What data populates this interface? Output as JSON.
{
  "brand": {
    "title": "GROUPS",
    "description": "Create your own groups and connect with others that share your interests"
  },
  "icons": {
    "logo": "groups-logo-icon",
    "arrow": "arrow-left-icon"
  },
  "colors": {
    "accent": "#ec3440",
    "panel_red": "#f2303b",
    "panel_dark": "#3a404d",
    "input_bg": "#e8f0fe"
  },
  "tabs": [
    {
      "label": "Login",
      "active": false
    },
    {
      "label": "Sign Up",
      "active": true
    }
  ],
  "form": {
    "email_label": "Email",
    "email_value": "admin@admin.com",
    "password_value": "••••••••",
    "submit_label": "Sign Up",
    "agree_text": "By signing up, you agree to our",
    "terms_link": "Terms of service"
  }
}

#####

Reproduce the whole listing word for word.

What data populates this interface? Output as JSON.
{
  "brand": {
    "title": "GROUPS",
    "description": "Create your own groups and connect with others that share your interests"
  },
  "icons": {
    "logo": "groups-logo-icon",
    "arrow": "arrow-left-icon"
  },
  "colors": {
    "accent": "#ec3440",
    "panel_red": "#f2303b",
    "panel_dark": "#3a404d",
    "input_bg": "#e8f0fe"
  },
  "tabs": [
    {
      "label": "Login",
      "active": false
    },
    {
      "label": "Sign Up",
      "active": true
    }
  ],
  "form": {
    "email_label": "Email",
    "email_value": "admin@admin.com",
    "password_value": "••••••••",
    "submit_label": "Sign Up",
    "agree_text": "By signing up, you agree to our",
    "terms_link": "Terms of service"
  }
}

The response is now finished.